▶ PROMPT
Determine how many lines of the records include "name", and answer with the number alone.

▶ STORED RECORDS
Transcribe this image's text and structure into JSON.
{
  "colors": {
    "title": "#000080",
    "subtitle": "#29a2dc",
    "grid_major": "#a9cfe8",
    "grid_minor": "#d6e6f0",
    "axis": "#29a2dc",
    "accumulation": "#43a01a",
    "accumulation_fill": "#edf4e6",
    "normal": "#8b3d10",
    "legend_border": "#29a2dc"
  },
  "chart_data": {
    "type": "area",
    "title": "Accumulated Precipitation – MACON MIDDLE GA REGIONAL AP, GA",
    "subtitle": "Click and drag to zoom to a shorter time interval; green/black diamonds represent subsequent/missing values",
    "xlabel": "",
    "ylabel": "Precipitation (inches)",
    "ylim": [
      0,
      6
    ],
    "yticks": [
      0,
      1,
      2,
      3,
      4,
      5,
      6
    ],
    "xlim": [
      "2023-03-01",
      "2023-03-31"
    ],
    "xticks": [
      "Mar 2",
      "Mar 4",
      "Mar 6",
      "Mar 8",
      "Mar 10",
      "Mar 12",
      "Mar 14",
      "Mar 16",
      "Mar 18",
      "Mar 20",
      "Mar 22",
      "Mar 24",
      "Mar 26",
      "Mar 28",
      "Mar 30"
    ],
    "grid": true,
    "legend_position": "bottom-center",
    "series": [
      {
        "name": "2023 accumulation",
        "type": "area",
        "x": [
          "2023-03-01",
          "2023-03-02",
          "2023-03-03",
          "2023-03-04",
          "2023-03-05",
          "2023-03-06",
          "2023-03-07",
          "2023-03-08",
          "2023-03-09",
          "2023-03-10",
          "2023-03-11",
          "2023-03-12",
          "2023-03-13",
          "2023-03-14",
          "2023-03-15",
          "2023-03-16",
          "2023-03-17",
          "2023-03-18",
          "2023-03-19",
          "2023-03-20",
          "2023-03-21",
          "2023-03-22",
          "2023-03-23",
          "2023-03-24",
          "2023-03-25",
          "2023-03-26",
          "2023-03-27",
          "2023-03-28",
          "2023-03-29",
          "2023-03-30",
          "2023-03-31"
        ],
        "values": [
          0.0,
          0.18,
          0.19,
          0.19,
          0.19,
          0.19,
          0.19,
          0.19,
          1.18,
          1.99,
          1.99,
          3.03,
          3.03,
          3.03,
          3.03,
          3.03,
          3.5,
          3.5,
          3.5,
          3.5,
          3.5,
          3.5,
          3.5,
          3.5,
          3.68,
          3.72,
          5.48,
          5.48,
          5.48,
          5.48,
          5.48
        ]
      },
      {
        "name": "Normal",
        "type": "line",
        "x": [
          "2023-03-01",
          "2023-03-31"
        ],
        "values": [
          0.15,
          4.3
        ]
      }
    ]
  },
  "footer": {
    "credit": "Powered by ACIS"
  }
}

▶ CORRECT OUTPUT
2